[Records excerpted from a collection]
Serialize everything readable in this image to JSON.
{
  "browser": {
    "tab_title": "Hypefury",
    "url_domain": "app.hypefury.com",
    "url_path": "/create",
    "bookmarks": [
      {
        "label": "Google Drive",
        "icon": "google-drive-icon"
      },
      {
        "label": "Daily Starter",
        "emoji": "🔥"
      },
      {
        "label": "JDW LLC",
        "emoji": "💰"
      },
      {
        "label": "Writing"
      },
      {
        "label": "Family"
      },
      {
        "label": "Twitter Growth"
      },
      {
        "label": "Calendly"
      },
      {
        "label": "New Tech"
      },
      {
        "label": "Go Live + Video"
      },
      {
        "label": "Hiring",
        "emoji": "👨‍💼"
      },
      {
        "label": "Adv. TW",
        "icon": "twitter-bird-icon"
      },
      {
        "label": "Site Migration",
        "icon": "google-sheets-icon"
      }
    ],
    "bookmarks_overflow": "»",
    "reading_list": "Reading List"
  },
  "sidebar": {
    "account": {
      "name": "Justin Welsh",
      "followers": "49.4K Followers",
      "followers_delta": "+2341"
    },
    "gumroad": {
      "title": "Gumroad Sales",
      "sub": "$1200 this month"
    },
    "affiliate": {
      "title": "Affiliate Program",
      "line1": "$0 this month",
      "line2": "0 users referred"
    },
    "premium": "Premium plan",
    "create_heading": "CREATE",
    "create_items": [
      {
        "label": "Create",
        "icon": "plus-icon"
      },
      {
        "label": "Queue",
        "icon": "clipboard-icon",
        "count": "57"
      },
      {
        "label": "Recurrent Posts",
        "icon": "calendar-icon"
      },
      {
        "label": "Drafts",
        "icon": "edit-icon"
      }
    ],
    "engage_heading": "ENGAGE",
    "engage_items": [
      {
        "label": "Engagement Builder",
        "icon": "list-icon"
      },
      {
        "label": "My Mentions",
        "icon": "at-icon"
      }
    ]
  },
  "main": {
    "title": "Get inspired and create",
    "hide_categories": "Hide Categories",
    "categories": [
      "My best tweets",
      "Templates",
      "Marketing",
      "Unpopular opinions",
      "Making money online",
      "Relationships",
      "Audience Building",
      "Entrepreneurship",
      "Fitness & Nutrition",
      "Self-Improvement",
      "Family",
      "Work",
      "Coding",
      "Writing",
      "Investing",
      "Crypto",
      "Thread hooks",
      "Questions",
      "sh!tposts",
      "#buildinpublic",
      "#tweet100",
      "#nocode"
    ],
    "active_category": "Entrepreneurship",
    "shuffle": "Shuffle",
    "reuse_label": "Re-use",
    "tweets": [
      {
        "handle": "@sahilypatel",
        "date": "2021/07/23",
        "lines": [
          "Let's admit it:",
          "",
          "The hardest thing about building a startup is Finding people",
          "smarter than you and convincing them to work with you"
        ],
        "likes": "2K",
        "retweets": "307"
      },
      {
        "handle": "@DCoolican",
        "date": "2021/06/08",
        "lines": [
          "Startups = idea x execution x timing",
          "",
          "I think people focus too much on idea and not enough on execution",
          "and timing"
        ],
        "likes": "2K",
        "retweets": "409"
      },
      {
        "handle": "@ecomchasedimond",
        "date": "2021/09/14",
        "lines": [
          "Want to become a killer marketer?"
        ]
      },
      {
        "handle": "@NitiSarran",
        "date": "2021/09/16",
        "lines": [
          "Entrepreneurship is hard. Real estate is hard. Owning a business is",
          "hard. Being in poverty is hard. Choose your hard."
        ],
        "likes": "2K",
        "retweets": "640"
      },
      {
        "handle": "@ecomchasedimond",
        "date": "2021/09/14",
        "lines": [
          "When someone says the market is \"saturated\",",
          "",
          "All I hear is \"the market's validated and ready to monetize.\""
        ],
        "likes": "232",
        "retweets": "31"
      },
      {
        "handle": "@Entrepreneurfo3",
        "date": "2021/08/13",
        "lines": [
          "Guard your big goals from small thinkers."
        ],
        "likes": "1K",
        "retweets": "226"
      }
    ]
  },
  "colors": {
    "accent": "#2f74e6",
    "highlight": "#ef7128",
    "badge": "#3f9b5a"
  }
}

- **What you should do**: Write out the whole listing again. Match it word for word.

- **Full answer**:
Serialize everything readable in this image to JSON.
{
  "browser": {
    "tab_title": "Hypefury",
    "url_domain": "app.hypefury.com",
    "url_path": "/create",
    "bookmarks": [
      {
        "label": "Google Drive",
        "icon": "google-drive-icon"
      },
      {
        "label": "Daily Starter",
        "emoji": "🔥"
      },
      {
        "label": "JDW LLC",
        "emoji": "💰"
      },
      {
        "label": "Writing"
      },
      {
        "label": "Family"
      },
      {
        "label": "Twitter Growth"
      },
      {
        "label": "Calendly"
      },
      {
        "label": "New Tech"
      },
      {
        "label": "Go Live + Video"
      },
      {
        "label": "Hiring",
        "emoji": "👨‍💼"
      },
      {
        "label": "Adv. TW",
        "icon": "twitter-bird-icon"
      },
      {
        "label": "Site Migration",
        "icon": "google-sheets-icon"
      }
    ],
    "bookmarks_overflow": "»",
    "reading_list": "Reading List"
  },
  "sidebar": {
    "account": {
      "name": "Justin Welsh",
      "followers": "49.4K Followers",
      "followers_delta": "+2341"
    },
    "gumroad": {
      "title": "Gumroad Sales",
      "sub": "$1200 this month"
    },
    "affiliate": {
      "title": "Affiliate Program",
      "line1": "$0 this month",
      "line2": "0 users referred"
    },
    "premium": "Premium plan",
    "create_heading": "CREATE",
    "create_items": [
      {
        "label": "Create",
        "icon": "plus-icon"
      },
      {
        "label": "Queue",
        "icon": "clipboard-icon",
        "count": "57"
      },
      {
        "label": "Recurrent Posts",
        "icon": "calendar-icon"
      },
      {
        "label": "Drafts",
        "icon": "edit-icon"
      }
    ],
    "engage_heading": "ENGAGE",
    "engage_items": [
      {
        "label": "Engagement Builder",
        "icon": "list-icon"
      },
      {
        "label": "My Mentions",
        "icon": "at-icon"
      }
    ]
  },
  "main": {
    "title": "Get inspired and create",
    "hide_categories": "Hide Categories",
    "categories": [
      "My best tweets",
      "Templates",
      "Marketing",
      "Unpopular opinions",
      "Making money online",
      "Relationships",
      "Audience Building",
      "Entrepreneurship",
      "Fitness & Nutrition",
      "Self-Improvement",
      "Family",
      "Work",
      "Coding",
      "Writing",
      "Investing",
      "Crypto",
      "Thread hooks",
      "Questions",
      "sh!tposts",
      "#buildinpublic",
      "#tweet100",
      "#nocode"
    ],
    "active_category": "Entrepreneurship",
    "shuffle": "Shuffle",
    "reuse_label": "Re-use",
    "tweets": [
      {
        "handle": "@sahilypatel",
        "date": "2021/07/23",
        "lines": [
          "Let's admit it:",
          "",
          "The hardest thing about building a startup is Finding people",
          "smarter than you and convincing them to work with you"
        ],
        "likes": "2K",
        "retweets": "307"
      },
      {
        "handle": "@DCoolican",
        "date": "2021/06/08",
        "lines": [
          "Startups = idea x execution x timing",
          "",
          "I think people focus too much on idea and not enough on execution",
          "and timing"
        ],
        "likes": "2K",
        "retweets": "409"
      },
      {
        "handle": "@ecomchasedimond",
        "date": "2021/09/14",
        "lines": [
          "Want to become a killer marketer?"
        ]
      },
      {
        "handle": "@NitiSarran",
        "date": "2021/09/16",
        "lines": [
          "Entrepreneurship is hard. Real estate is hard. Owning a business is",
          "hard. Being in poverty is hard. Choose your hard."
        ],
        "likes": "2K",
        "retweets": "640"
      },
      {
        "handle": "@ecomchasedimond",
        "date": "2021/09/14",
        "lines": [
          "When someone says the market is \"saturated\",",
          "",
          "All I hear is \"the market's validated and ready to monetize.\""
        ],
        "likes": "232",
        "retweets": "31"
      },
      {
        "handle": "@Entrepreneurfo3",
        "date": "2021/08/13",
        "lines": [
          "Guard your big goals from small thinkers."
        ],
        "likes": "1K",
        "retweets": "226"
      }
    ]
  },
  "colors": {
    "accent": "#2f74e6",
    "highlight": "#ef7128",
    "badge": "#3f9b5a"
  }
}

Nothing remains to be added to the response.